**WHAT IS REQUIRED:** Reproduce the records verbatim, starting with the first line and going on through the line with "svg-text:200: 200 (448, 162, 460, 180)", both ends included.

***

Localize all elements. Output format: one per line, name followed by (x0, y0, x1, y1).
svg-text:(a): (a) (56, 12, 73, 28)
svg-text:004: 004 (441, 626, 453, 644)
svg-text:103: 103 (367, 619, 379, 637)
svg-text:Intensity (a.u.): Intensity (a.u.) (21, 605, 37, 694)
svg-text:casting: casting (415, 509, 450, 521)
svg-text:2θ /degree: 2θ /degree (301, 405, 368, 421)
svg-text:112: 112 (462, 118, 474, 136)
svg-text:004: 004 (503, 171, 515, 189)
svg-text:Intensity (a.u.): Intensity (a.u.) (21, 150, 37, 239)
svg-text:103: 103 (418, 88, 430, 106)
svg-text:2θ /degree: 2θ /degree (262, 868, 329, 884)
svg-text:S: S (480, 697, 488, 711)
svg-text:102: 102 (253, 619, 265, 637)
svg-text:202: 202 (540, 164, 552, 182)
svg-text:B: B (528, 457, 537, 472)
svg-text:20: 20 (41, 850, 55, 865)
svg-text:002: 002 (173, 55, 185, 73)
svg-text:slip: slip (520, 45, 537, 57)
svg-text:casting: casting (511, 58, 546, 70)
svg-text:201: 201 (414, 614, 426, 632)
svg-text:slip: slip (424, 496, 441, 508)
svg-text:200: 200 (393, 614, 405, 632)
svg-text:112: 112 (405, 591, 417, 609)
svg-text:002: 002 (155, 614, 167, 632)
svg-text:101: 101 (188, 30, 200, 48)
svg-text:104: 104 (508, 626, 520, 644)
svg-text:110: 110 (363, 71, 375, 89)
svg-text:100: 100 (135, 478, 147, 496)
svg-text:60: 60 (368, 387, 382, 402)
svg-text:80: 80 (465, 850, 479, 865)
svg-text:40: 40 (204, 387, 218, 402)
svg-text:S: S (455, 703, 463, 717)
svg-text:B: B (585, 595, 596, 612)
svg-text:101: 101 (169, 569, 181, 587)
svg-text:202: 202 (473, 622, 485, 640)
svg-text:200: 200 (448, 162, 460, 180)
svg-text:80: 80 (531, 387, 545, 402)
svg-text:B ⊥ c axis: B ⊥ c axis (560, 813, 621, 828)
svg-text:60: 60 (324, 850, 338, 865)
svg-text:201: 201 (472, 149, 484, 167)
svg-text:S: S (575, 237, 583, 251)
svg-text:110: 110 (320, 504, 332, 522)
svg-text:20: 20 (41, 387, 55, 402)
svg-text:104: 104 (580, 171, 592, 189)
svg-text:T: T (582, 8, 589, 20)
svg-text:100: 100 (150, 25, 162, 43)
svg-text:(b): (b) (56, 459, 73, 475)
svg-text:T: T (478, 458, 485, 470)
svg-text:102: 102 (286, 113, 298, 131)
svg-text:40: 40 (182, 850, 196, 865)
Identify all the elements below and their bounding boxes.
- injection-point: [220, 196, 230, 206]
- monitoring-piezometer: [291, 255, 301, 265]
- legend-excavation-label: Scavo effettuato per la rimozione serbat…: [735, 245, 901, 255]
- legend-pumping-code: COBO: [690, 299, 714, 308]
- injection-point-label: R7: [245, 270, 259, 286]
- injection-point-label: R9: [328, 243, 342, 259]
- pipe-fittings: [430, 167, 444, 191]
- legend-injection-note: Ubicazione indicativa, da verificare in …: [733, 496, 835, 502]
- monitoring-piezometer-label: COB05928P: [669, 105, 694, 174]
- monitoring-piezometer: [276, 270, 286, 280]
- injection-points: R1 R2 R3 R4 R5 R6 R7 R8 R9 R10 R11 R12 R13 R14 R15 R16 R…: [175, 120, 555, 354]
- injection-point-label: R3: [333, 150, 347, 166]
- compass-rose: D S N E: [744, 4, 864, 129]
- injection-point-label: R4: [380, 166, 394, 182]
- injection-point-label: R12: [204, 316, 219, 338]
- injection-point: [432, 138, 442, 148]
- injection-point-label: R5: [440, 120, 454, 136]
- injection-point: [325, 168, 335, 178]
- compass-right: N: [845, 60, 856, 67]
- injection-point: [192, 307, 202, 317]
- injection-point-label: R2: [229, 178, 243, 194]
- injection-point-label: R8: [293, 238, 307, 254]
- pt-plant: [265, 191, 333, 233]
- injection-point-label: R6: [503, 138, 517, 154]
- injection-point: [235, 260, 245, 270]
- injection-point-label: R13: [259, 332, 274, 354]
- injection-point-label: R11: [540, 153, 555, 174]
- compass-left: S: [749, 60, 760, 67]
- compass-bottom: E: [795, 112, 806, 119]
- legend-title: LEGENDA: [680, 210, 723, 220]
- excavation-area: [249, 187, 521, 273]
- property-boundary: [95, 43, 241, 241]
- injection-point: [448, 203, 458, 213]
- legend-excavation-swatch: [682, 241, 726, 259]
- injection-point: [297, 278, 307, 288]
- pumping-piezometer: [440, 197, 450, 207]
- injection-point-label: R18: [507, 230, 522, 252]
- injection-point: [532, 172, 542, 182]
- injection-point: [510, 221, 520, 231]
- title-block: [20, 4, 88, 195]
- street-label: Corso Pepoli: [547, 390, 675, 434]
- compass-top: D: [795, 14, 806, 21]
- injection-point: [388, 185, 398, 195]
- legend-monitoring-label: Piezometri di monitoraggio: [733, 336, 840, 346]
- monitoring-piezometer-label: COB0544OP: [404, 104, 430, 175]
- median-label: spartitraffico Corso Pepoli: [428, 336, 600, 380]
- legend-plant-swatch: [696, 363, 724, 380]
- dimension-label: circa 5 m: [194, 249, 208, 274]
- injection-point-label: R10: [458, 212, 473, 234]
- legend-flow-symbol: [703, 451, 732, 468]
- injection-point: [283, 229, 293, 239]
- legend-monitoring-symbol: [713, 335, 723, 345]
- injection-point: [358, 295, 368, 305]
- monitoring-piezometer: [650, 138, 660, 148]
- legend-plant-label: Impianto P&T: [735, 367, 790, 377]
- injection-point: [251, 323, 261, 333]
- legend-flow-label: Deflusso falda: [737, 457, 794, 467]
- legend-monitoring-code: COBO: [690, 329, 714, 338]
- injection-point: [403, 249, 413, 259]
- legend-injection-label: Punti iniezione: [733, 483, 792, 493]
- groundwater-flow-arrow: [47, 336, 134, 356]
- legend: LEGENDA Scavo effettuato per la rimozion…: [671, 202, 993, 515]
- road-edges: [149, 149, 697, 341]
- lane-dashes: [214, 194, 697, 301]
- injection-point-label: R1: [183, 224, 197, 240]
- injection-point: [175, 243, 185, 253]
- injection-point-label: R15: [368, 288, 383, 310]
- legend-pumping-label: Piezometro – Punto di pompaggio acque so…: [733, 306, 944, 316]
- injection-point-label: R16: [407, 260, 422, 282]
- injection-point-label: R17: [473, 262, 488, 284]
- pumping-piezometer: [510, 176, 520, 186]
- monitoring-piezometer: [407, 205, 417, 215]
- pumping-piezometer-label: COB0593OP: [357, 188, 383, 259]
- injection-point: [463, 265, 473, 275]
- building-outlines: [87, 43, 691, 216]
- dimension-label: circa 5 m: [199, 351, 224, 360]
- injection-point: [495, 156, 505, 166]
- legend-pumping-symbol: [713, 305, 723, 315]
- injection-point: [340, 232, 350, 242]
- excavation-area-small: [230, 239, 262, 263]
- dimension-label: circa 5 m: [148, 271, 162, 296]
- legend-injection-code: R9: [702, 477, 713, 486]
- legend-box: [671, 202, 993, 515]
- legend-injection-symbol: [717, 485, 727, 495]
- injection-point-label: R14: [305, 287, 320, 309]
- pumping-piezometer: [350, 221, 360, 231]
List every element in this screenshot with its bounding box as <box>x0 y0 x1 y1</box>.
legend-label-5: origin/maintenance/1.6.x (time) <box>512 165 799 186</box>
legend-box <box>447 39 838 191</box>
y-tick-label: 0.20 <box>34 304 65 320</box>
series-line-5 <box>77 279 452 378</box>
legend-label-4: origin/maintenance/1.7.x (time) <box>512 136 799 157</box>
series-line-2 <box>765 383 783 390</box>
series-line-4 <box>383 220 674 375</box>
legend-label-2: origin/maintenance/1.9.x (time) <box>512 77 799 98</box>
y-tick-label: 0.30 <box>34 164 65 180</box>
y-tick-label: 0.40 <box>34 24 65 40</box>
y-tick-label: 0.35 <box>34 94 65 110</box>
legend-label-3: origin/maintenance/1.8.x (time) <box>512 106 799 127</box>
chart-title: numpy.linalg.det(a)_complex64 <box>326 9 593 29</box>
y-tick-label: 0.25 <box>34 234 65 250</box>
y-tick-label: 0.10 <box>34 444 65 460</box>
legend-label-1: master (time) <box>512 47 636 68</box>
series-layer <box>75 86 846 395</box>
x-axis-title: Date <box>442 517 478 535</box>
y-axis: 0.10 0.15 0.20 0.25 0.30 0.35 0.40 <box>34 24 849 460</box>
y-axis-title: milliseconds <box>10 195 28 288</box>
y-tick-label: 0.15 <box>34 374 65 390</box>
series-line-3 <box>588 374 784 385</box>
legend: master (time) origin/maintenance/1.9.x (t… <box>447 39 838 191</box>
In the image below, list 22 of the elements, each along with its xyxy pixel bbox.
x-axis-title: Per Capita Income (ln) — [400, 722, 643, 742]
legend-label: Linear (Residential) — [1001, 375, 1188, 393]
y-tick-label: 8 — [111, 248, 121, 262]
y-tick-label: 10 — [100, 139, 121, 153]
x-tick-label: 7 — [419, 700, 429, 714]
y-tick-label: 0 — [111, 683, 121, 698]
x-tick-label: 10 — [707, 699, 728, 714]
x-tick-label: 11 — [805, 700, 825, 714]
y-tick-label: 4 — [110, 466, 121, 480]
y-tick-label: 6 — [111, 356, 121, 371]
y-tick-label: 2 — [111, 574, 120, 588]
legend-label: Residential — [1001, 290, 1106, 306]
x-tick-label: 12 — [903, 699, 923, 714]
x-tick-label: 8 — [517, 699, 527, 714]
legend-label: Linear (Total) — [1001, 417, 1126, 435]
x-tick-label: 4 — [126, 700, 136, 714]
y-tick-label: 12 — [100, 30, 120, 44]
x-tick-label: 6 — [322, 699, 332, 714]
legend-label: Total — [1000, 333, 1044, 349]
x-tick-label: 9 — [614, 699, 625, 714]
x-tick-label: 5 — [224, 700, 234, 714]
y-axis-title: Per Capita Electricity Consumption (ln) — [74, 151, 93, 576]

***

**TASK RESULT:**
Localize all elements. Output format: one per line, name followed by (x0, y0, x1, y1).
svg-text:(a): (a) (56, 12, 73, 28)
svg-text:004: 004 (441, 626, 453, 644)
svg-text:103: 103 (367, 619, 379, 637)
svg-text:Intensity (a.u.): Intensity (a.u.) (21, 605, 37, 694)
svg-text:casting: casting (415, 509, 450, 521)
svg-text:2θ /degree: 2θ /degree (301, 405, 368, 421)
svg-text:112: 112 (462, 118, 474, 136)
svg-text:004: 004 (503, 171, 515, 189)
svg-text:Intensity (a.u.): Intensity (a.u.) (21, 150, 37, 239)
svg-text:103: 103 (418, 88, 430, 106)
svg-text:2θ /degree: 2θ /degree (262, 868, 329, 884)
svg-text:S: S (480, 697, 488, 711)
svg-text:102: 102 (253, 619, 265, 637)
svg-text:202: 202 (540, 164, 552, 182)
svg-text:B: B (528, 457, 537, 472)
svg-text:20: 20 (41, 850, 55, 865)
svg-text:002: 002 (173, 55, 185, 73)
svg-text:slip: slip (520, 45, 537, 57)
svg-text:casting: casting (511, 58, 546, 70)
svg-text:201: 201 (414, 614, 426, 632)
svg-text:slip: slip (424, 496, 441, 508)
svg-text:200: 200 (393, 614, 405, 632)
svg-text:112: 112 (405, 591, 417, 609)
svg-text:002: 002 (155, 614, 167, 632)
svg-text:101: 101 (188, 30, 200, 48)
svg-text:104: 104 (508, 626, 520, 644)
svg-text:110: 110 (363, 71, 375, 89)
svg-text:100: 100 (135, 478, 147, 496)
svg-text:60: 60 (368, 387, 382, 402)
svg-text:80: 80 (465, 850, 479, 865)
svg-text:40: 40 (204, 387, 218, 402)
svg-text:S: S (455, 703, 463, 717)
svg-text:B: B (585, 595, 596, 612)
svg-text:101: 101 (169, 569, 181, 587)
svg-text:202: 202 (473, 622, 485, 640)
svg-text:200: 200 (448, 162, 460, 180)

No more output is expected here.